_EXERCISE OBJECTIVE_: Print out every line, exactly as written.

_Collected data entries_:
** BEGIN **
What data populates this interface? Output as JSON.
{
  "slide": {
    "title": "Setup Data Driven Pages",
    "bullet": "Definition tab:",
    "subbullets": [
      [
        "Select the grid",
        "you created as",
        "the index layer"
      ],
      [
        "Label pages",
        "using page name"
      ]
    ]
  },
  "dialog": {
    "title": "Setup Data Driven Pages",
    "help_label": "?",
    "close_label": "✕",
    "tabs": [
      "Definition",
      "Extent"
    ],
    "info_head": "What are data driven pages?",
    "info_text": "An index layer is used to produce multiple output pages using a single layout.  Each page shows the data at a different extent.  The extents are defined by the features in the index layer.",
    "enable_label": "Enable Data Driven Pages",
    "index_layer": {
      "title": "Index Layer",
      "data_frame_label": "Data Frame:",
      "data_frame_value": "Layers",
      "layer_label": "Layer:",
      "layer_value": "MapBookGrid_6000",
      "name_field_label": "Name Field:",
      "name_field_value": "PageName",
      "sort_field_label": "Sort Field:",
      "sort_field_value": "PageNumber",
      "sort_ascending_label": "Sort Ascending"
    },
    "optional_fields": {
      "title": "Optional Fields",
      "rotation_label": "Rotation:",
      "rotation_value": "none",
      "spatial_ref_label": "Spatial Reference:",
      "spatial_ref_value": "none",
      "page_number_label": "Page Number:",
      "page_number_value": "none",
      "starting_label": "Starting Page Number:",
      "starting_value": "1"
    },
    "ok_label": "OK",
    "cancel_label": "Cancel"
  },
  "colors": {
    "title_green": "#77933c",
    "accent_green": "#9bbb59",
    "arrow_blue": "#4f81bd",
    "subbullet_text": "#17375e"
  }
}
** END **
_WRITTEN SOLUTION_:
What data populates this interface? Output as JSON.
{
  "slide": {
    "title": "Setup Data Driven Pages",
    "bullet": "Definition tab:",
    "subbullets": [
      [
        "Select the grid",
        "you created as",
        "the index layer"
      ],
      [
        "Label pages",
        "using page name"
      ]
    ]
  },
  "dialog": {
    "title": "Setup Data Driven Pages",
    "help_label": "?",
    "close_label": "✕",
    "tabs": [
      "Definition",
      "Extent"
    ],
    "info_head": "What are data driven pages?",
    "info_text": "An index layer is used to produce multiple output pages using a single layout.  Each page shows the data at a different extent.  The extents are defined by the features in the index layer.",
    "enable_label": "Enable Data Driven Pages",
    "index_layer": {
      "title": "Index Layer",
      "data_frame_label": "Data Frame:",
      "data_frame_value": "Layers",
      "layer_label": "Layer:",
      "layer_value": "MapBookGrid_6000",
      "name_field_label": "Name Field:",
      "name_field_value": "PageName",
      "sort_field_label": "Sort Field:",
      "sort_field_value": "PageNumber",
      "sort_ascending_label": "Sort Ascending"
    },
    "optional_fields": {
      "title": "Optional Fields",
      "rotation_label": "Rotation:",
      "rotation_value": "none",
      "spatial_ref_label": "Spatial Reference:",
      "spatial_ref_value": "none",
      "page_number_label": "Page Number:",
      "page_number_value": "none",
      "starting_label": "Starting Page Number:",
      "starting_value": "1"
    },
    "ok_label": "OK",
    "cancel_label": "Cancel"
  },
  "colors": {
    "title_green": "#77933c",
    "accent_green": "#9bbb59",
    "arrow_blue": "#4f81bd",
    "subbullet_text": "#17375e"
  }
}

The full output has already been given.